● **Work instructions**
Go through the material and pull out every line with the string "专业带头人" in it.

## begin Material for this exercise

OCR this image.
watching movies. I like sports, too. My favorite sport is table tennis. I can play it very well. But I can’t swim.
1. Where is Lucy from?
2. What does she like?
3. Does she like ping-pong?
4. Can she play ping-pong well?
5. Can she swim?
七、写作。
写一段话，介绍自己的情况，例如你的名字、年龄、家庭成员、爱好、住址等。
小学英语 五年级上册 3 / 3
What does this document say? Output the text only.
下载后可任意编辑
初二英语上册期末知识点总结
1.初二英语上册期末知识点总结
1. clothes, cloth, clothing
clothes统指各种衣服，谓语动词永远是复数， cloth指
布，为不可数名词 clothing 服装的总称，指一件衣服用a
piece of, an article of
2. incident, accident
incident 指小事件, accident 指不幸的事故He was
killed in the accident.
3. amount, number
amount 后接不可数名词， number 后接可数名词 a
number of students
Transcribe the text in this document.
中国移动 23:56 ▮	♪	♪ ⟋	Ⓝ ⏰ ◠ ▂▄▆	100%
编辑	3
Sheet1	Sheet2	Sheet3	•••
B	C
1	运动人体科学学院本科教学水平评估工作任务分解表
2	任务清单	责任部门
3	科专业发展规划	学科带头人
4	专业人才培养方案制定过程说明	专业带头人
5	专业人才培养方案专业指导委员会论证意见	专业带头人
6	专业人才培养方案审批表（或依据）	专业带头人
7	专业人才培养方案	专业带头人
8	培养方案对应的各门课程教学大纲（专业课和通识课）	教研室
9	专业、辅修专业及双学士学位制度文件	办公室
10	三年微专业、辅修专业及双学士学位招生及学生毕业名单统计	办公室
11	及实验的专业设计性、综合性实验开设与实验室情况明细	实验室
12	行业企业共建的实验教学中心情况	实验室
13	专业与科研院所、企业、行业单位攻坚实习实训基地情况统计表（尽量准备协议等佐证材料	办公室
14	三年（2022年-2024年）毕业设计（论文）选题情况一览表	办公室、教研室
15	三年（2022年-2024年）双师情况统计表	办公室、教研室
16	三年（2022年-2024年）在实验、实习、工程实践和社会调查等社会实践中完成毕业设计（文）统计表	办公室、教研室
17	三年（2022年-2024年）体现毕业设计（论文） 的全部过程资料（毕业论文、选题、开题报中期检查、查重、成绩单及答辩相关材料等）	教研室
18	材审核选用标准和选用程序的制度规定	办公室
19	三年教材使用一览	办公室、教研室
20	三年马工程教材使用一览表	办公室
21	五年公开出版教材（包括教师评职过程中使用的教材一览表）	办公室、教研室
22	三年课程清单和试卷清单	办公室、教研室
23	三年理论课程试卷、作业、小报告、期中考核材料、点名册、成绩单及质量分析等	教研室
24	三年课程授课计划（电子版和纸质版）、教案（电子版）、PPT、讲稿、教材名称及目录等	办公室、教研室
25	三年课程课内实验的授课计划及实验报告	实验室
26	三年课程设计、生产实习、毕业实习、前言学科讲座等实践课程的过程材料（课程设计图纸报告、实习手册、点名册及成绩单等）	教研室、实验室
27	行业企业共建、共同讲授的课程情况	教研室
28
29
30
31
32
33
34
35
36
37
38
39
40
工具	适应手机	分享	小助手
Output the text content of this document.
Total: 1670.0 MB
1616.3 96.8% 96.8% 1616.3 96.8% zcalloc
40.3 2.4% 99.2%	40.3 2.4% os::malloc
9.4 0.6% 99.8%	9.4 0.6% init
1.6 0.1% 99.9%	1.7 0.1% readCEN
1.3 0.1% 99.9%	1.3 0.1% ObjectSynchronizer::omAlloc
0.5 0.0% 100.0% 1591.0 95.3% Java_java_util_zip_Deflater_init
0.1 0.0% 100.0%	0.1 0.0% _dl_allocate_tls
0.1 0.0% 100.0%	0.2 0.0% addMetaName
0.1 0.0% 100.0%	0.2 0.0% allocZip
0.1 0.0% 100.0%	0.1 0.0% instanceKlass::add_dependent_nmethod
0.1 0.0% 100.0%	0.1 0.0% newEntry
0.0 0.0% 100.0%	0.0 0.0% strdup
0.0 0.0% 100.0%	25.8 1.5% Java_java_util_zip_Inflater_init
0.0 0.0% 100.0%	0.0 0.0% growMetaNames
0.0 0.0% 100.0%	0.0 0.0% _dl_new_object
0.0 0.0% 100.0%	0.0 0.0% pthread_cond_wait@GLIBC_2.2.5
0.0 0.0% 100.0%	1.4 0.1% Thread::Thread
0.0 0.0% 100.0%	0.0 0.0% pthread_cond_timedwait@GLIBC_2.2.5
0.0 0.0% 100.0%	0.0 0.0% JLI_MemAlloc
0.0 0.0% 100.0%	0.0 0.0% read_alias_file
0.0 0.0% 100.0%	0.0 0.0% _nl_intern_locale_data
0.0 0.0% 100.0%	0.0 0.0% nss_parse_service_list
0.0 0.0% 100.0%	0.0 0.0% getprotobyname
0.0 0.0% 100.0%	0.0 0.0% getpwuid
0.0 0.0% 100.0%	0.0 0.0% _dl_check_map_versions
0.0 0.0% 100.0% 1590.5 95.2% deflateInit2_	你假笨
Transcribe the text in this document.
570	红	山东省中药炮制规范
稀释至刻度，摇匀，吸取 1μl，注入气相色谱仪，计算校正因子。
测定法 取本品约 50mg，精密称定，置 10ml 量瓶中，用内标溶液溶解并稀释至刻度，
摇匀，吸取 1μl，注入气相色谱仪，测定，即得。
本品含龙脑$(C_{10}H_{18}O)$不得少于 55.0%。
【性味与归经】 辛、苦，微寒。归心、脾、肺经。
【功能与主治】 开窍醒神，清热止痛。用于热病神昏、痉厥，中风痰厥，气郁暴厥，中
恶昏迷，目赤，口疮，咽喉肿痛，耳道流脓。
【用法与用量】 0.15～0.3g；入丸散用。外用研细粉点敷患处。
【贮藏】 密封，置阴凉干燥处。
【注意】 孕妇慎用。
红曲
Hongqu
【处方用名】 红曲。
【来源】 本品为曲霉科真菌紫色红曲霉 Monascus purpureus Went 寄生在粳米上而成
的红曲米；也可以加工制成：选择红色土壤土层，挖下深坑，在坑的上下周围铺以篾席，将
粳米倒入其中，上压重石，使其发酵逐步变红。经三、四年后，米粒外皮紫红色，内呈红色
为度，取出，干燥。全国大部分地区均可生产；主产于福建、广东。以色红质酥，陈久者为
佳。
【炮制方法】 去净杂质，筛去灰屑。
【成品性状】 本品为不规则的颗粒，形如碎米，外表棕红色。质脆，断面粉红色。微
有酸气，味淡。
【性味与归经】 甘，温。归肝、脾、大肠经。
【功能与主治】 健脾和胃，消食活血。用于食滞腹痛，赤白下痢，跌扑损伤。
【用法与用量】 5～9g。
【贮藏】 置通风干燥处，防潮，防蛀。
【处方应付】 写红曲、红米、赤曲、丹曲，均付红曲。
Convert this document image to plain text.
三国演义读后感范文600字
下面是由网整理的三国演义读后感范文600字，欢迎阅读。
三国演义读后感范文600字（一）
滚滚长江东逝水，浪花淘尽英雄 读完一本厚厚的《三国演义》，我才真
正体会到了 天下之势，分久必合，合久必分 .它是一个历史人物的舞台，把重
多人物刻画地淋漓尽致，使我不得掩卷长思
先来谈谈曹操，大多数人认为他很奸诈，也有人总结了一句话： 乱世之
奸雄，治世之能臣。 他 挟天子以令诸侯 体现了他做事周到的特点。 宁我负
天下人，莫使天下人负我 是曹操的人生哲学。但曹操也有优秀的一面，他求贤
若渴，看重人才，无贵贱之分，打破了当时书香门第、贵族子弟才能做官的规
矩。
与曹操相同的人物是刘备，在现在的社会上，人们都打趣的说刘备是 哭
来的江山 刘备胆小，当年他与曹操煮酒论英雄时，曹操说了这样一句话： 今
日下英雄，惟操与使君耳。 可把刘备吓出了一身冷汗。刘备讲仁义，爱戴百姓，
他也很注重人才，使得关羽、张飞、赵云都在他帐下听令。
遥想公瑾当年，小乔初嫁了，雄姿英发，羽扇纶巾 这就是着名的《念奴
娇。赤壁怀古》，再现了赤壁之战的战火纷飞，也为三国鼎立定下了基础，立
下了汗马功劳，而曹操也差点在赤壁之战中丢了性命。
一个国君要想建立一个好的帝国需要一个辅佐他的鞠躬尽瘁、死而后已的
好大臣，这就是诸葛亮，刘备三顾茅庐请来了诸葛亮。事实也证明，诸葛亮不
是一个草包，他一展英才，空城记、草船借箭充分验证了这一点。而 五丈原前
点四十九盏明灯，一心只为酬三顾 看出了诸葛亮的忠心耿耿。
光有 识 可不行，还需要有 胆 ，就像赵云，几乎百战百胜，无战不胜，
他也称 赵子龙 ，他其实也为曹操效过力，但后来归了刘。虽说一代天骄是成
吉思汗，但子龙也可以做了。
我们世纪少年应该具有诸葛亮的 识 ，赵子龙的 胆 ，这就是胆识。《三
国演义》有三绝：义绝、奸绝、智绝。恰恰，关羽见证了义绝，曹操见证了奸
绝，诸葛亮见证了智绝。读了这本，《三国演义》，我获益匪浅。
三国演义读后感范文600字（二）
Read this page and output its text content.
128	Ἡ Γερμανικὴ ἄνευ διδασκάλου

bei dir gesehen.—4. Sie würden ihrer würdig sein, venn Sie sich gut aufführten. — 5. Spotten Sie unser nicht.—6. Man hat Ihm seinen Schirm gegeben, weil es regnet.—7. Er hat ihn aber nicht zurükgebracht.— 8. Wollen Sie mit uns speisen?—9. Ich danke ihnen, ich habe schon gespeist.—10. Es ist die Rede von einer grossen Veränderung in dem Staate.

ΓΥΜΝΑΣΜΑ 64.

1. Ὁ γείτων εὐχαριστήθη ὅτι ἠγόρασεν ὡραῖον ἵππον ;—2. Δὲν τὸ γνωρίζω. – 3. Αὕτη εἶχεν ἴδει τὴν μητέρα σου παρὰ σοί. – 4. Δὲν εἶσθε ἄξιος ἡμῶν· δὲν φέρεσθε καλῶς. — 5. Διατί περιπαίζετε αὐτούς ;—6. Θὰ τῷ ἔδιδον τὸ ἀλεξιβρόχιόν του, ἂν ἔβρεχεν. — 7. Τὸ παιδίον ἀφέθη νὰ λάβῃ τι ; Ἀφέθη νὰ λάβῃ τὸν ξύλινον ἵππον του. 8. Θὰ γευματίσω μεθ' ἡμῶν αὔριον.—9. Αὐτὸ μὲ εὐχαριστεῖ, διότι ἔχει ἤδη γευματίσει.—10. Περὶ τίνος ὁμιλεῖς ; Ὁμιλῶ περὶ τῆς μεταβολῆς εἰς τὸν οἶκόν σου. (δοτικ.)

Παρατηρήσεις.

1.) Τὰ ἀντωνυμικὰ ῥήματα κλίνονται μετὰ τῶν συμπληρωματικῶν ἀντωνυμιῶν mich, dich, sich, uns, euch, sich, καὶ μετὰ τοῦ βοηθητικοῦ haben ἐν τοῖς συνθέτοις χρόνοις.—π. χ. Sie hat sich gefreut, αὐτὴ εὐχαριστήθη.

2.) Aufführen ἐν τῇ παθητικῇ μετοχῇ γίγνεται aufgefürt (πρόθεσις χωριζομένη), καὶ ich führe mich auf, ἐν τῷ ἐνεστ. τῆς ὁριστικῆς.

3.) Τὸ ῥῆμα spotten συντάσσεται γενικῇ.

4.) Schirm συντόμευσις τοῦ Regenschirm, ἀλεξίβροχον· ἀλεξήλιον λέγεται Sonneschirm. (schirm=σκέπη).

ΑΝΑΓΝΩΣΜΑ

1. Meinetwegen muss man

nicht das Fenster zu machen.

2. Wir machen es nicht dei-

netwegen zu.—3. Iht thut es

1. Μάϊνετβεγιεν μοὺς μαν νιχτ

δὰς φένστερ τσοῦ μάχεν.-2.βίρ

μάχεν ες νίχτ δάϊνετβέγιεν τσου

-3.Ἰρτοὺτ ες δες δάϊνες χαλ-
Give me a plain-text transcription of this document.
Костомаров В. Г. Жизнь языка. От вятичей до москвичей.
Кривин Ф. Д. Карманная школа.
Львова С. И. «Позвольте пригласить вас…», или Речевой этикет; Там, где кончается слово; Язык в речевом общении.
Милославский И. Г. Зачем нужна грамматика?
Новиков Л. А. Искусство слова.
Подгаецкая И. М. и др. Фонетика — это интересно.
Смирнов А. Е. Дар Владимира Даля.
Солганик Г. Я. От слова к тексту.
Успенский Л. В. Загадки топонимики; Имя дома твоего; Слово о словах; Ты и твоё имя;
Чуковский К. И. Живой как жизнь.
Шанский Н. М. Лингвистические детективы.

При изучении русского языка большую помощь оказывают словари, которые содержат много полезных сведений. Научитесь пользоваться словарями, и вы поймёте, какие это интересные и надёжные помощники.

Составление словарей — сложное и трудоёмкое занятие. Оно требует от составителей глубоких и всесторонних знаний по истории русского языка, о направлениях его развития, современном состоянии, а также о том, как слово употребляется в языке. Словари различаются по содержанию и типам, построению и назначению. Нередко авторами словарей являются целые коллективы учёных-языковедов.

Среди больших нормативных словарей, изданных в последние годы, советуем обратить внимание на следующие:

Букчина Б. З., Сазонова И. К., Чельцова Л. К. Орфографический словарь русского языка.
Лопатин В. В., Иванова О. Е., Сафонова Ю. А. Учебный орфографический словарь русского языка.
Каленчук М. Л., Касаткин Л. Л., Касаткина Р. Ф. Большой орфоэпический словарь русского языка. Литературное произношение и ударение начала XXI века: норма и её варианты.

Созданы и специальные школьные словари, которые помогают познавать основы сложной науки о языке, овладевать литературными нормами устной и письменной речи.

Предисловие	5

## end Material for this exercise

● **Solution to the exercise**
4	专业人才培养方案制定过程说明	专业带头人
5	专业人才培养方案专业指导委员会论证意见	专业带头人
6	专业人才培养方案审批表（或依据）	专业带头人
7	专业人才培养方案	专业带头人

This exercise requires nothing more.